*What is asked*. Print the full listing exactly.

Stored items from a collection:

==*==

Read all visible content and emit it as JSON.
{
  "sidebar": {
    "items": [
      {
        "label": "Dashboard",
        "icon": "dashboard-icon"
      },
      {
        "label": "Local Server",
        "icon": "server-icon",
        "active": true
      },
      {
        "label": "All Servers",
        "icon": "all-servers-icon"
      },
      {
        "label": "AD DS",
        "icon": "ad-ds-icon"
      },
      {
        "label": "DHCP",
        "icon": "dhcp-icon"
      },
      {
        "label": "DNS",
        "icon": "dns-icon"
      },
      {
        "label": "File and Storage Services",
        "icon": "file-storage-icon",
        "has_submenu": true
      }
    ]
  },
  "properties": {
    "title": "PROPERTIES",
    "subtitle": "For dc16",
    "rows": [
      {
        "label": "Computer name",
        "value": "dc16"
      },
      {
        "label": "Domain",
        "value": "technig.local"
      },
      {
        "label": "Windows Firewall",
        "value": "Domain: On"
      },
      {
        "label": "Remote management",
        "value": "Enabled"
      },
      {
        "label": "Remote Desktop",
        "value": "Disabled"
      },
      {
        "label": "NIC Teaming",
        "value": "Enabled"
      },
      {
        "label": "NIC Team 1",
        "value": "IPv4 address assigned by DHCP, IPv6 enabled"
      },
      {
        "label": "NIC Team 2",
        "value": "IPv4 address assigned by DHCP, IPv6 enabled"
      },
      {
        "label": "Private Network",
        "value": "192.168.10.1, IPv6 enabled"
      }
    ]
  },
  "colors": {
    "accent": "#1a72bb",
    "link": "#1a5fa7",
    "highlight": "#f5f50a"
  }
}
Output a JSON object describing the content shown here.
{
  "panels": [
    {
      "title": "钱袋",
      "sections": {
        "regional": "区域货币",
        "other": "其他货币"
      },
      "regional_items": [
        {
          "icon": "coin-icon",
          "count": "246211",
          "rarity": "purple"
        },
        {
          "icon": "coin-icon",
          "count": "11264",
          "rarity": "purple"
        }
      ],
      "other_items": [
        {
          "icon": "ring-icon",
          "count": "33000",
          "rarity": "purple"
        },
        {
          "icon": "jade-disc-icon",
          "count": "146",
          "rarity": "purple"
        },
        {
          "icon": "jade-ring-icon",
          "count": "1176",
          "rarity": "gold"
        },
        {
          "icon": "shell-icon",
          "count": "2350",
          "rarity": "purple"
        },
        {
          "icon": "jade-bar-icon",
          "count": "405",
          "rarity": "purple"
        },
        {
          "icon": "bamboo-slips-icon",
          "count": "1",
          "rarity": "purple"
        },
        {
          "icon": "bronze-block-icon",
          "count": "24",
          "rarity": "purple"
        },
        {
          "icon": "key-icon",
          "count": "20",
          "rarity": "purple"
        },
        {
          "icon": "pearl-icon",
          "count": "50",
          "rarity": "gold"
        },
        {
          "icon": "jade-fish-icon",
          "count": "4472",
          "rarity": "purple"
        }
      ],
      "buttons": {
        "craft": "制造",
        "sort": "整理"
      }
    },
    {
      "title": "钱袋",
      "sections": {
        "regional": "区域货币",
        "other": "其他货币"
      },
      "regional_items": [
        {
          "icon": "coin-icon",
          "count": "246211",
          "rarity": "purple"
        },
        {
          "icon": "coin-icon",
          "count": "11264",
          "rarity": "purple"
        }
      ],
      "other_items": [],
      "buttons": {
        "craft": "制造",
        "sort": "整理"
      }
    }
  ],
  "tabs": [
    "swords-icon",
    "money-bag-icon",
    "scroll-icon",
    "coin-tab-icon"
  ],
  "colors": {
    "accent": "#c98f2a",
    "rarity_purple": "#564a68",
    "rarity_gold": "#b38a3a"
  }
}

==*==

*Written solution*.
Read all visible content and emit it as JSON.
{
  "sidebar": {
    "items": [
      {
        "label": "Dashboard",
        "icon": "dashboard-icon"
      },
      {
        "label": "Local Server",
        "icon": "server-icon",
        "active": true
      },
      {
        "label": "All Servers",
        "icon": "all-servers-icon"
      },
      {
        "label": "AD DS",
        "icon": "ad-ds-icon"
      },
      {
        "label": "DHCP",
        "icon": "dhcp-icon"
      },
      {
        "label": "DNS",
        "icon": "dns-icon"
      },
      {
        "label": "File and Storage Services",
        "icon": "file-storage-icon",
        "has_submenu": true
      }
    ]
  },
  "properties": {
    "title": "PROPERTIES",
    "subtitle": "For dc16",
    "rows": [
      {
        "label": "Computer name",
        "value": "dc16"
      },
      {
        "label": "Domain",
        "value": "technig.local"
      },
      {
        "label": "Windows Firewall",
        "value": "Domain: On"
      },
      {
        "label": "Remote management",
        "value": "Enabled"
      },
      {
        "label": "Remote Desktop",
        "value": "Disabled"
      },
      {
        "label": "NIC Teaming",
        "value": "Enabled"
      },
      {
        "label": "NIC Team 1",
        "value": "IPv4 address assigned by DHCP, IPv6 enabled"
      },
      {
        "label": "NIC Team 2",
        "value": "IPv4 address assigned by DHCP, IPv6 enabled"
      },
      {
        "label": "Private Network",
        "value": "192.168.10.1, IPv6 enabled"
      }
    ]
  },
  "colors": {
    "accent": "#1a72bb",
    "link": "#1a5fa7",
    "highlight": "#f5f50a"
  }
}
Output a JSON object describing the content shown here.
{
  "panels": [
    {
      "title": "钱袋",
      "sections": {
        "regional": "区域货币",
        "other": "其他货币"
      },
      "regional_items": [
        {
          "icon": "coin-icon",
          "count": "246211",
          "rarity": "purple"
        },
        {
          "icon": "coin-icon",
          "count": "11264",
          "rarity": "purple"
        }
      ],
      "other_items": [
        {
          "icon": "ring-icon",
          "count": "33000",
          "rarity": "purple"
        },
        {
          "icon": "jade-disc-icon",
          "count": "146",
          "rarity": "purple"
        },
        {
          "icon": "jade-ring-icon",
          "count": "1176",
          "rarity": "gold"
        },
        {
          "icon": "shell-icon",
          "count": "2350",
          "rarity": "purple"
        },
        {
          "icon": "jade-bar-icon",
          "count": "405",
          "rarity": "purple"
        },
        {
          "icon": "bamboo-slips-icon",
          "count": "1",
          "rarity": "purple"
        },
        {
          "icon": "bronze-block-icon",
          "count": "24",
          "rarity": "purple"
        },
        {
          "icon": "key-icon",
          "count": "20",
          "rarity": "purple"
        },
        {
          "icon": "pearl-icon",
          "count": "50",
          "rarity": "gold"
        },
        {
          "icon": "jade-fish-icon",
          "count": "4472",
          "rarity": "purple"
        }
      ],
      "buttons": {
        "craft": "制造",
        "sort": "整理"
      }
    },
    {
      "title": "钱袋",
      "sections": {
        "regional": "区域货币",
        "other": "其他货币"
      },
      "regional_items": [
        {
          "icon": "coin-icon",
          "count": "246211",
          "rarity": "purple"
        },
        {
          "icon": "coin-icon",
          "count": "11264",
          "rarity": "purple"
        }
      ],
      "other_items": [],
      "buttons": {
        "craft": "制造",
        "sort": "整理"
      }
    }
  ],
  "tabs": [
    "swords-icon",
    "money-bag-icon",
    "scroll-icon",
    "coin-tab-icon"
  ],
  "colors": {
    "accent": "#c98f2a",
    "rarity_purple": "#564a68",
    "rarity_gold": "#b38a3a"
  }
}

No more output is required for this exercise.